Direction:
Your answer should be one number: how many lines of the data include the string "faire"?

Provided information:
§
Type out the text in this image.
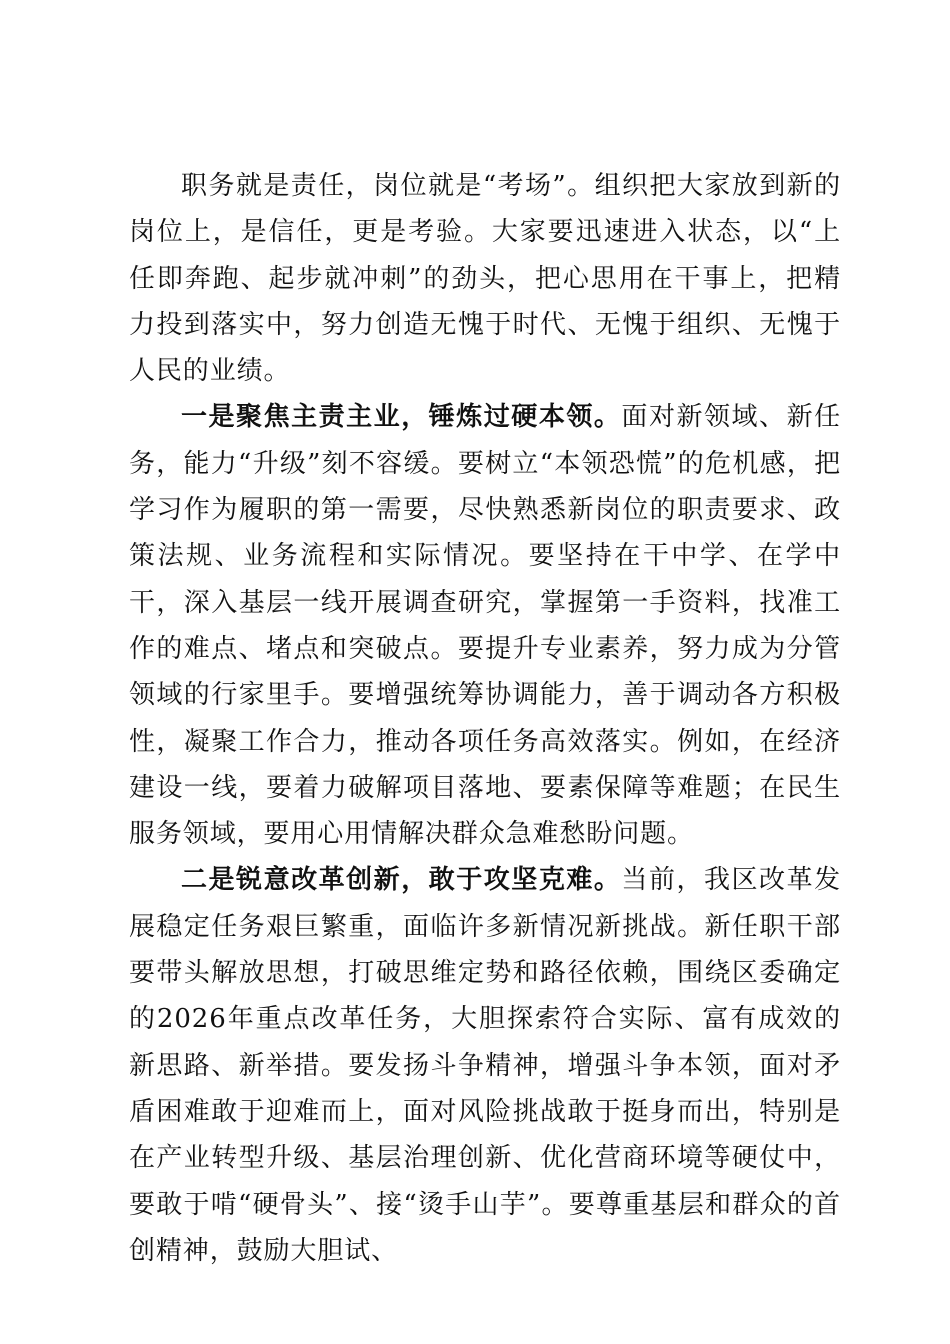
职务就是责任，岗位就是“考场”。组织把大家放到新的岗位上，是信任，更是考验。大家要迅速进入状态，以“上任即奔跑、起步就冲刺”的劲头，把心思用在干事上，把精力投到落实中，努力创造无愧于时代、无愧于组织、无愧于人民的业绩。

一是聚焦主责主业，锤炼过硬本领。面对新领域、新任务，能力“升级”刻不容缓。要树立“本领恐慌”的危机感，把学习作为履职的第一需要，尽快熟悉新岗位的职责要求、政策法规、业务流程和实际情况。要坚持在干中学、在学中干，深入基层一线开展调查研究，掌握第一手资料，找准工作的难点、堵点和突破点。要提升专业素养，努力成为分管领域的行家里手。要增强统筹协调能力，善于调动各方积极性，凝聚工作合力，推动各项任务高效落实。例如，在经济建设一线，要着力破解项目落地、要素保障等难题；在民生服务领域，要用心用情解决群众急难愁盼问题。

二是锐意改革创新，敢于攻坚克难。当前，我区改革发展稳定任务艰巨繁重，面临许多新情况新挑战。新任职干部要带头解放思想，打破思维定势和路径依赖，围绕区委确定的2026年重点改革任务，大胆探索符合实际、富有成效的新思路、新举措。要发扬斗争精神，增强斗争本领，面对矛盾困难敢于迎难而上，面对风险挑战敢于挺身而出，特别是在产业转型升级、基层治理创新、优化营商环境等硬仗中，要敢于啃“硬骨头”、接“烫手山芋”。要尊重基层和群众的首创精神，鼓励大胆试、
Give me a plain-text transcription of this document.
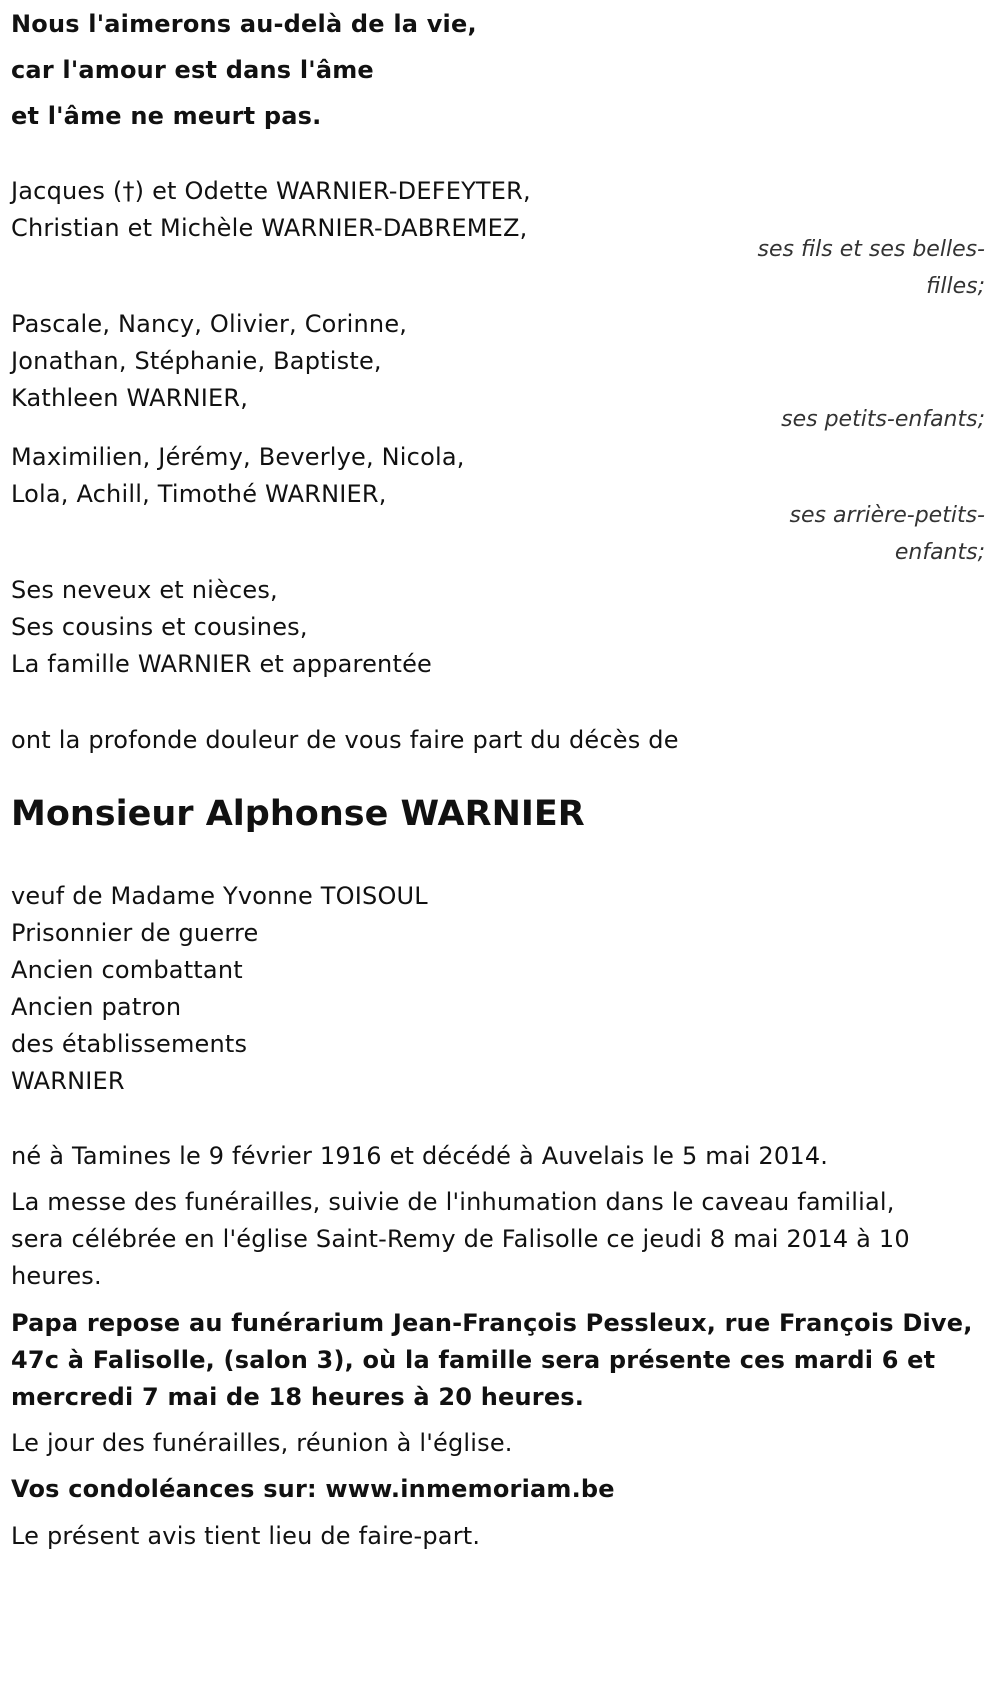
Nous l'aimerons au-delà de la vie,
car l'amour est dans l'âme
et l'âme ne meurt pas.
Jacques (†) et Odette WARNIER-DEFEYTER,
Christian et Michèle WARNIER-DABREMEZ,
ses fils et ses belles-
filles;
Pascale, Nancy, Olivier, Corinne,
Jonathan, Stéphanie, Baptiste,
Kathleen WARNIER,
ses petits-enfants;
Maximilien, Jérémy, Beverlye, Nicola,
Lola, Achill, Timothé WARNIER,
ses arrière-petits-
enfants;
Ses neveux et nièces,
Ses cousins et cousines,
La famille WARNIER et apparentée
ont la profonde douleur de vous faire part du décès de
Monsieur Alphonse WARNIER
veuf de Madame Yvonne TOISOUL
Prisonnier de guerre
Ancien combattant
Ancien patron
des établissements
WARNIER
né à Tamines le 9 février 1916 et décédé à Auvelais le 5 mai 2014.
La messe des funérailles, suivie de l'inhumation dans le caveau familial,
sera célébrée en l'église Saint-Remy de Falisolle ce jeudi 8 mai 2014 à 10
heures.
Papa repose au funérarium Jean-François Pessleux, rue François Dive,
47c à Falisolle, (salon 3), où la famille sera présente ces mardi 6 et
mercredi 7 mai de 18 heures à 20 heures.
Le jour des funérailles, réunion à l'église.
Vos condoléances sur: www.inmemoriam.be
Le présent avis tient lieu de faire-part.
§
Response for this exercise:
2